▶ **RECORD SET**:
────────────────────
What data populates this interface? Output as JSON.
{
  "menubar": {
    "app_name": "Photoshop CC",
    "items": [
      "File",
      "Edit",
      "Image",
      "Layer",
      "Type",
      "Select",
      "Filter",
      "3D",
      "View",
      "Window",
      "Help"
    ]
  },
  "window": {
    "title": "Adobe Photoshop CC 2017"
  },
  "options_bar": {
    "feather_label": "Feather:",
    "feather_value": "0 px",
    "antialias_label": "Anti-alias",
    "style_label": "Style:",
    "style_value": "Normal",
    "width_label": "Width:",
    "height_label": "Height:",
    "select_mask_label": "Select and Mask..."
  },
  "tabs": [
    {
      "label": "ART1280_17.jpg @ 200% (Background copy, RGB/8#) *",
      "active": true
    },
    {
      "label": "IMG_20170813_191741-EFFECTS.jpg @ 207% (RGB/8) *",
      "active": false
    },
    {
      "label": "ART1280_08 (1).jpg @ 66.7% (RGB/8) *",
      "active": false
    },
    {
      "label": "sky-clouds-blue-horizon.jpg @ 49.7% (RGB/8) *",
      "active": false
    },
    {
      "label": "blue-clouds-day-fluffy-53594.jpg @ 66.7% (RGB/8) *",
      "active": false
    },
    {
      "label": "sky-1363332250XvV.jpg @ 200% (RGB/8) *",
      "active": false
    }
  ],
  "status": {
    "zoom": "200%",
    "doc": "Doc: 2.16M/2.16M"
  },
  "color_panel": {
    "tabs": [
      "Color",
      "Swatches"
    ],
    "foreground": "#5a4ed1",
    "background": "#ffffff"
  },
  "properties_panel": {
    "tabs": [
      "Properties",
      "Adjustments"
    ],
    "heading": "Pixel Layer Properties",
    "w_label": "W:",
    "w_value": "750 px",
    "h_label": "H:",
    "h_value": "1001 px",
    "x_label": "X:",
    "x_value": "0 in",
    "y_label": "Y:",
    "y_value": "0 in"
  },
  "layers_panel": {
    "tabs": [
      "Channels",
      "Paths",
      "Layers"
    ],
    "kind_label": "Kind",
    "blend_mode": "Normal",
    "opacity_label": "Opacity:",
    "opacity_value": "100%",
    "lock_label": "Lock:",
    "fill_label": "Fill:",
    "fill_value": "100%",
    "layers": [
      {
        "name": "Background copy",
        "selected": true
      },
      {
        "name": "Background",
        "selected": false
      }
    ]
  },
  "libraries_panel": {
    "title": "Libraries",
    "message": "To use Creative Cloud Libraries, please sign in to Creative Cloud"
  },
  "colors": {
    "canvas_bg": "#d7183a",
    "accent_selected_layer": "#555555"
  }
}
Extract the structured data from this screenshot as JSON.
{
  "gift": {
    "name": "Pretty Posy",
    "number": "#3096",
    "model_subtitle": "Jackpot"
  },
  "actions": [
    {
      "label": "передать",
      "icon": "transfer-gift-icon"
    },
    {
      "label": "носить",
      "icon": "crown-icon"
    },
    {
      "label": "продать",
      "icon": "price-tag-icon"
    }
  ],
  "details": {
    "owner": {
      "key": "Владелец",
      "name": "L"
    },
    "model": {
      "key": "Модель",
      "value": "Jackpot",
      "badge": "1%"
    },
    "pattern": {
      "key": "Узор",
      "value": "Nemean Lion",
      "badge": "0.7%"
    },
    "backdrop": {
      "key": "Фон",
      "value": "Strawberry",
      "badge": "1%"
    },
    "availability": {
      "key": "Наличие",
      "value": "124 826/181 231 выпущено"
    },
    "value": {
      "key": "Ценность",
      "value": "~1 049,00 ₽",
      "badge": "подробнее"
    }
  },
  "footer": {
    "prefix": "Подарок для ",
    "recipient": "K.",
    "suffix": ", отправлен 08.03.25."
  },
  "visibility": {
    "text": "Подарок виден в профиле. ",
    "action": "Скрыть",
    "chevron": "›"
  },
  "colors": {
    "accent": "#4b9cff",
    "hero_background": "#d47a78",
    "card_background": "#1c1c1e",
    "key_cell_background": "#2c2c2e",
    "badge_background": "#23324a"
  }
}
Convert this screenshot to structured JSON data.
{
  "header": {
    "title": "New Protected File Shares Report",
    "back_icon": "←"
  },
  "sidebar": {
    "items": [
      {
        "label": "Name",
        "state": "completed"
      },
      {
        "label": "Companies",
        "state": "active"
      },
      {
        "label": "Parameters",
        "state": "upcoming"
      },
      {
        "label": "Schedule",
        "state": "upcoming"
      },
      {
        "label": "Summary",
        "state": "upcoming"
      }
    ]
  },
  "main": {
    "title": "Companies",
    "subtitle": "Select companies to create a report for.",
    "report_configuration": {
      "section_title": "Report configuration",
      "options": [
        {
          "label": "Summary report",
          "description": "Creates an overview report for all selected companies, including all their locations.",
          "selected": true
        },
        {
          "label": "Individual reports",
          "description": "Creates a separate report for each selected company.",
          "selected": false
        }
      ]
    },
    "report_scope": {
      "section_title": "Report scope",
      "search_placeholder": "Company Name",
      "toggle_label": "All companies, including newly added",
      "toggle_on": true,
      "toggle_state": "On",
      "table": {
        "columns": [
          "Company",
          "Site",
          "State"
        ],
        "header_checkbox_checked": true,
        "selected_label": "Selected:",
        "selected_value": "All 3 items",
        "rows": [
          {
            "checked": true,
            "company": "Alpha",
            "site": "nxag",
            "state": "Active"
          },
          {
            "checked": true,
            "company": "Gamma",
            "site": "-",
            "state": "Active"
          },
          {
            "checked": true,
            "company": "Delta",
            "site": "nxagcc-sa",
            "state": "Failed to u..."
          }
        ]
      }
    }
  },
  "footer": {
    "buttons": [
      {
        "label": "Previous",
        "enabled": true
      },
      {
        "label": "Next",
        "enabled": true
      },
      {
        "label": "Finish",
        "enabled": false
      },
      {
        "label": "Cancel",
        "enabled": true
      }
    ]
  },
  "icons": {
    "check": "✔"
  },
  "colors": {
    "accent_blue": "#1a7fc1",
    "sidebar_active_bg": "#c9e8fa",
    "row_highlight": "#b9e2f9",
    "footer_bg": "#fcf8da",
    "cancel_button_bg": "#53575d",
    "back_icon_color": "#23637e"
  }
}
────────────────────
▶ **STATED TASK**: Say how many lines of the data include the word "clouds". Nothing other than the number should be given.

▶ **RESPONSE**: 2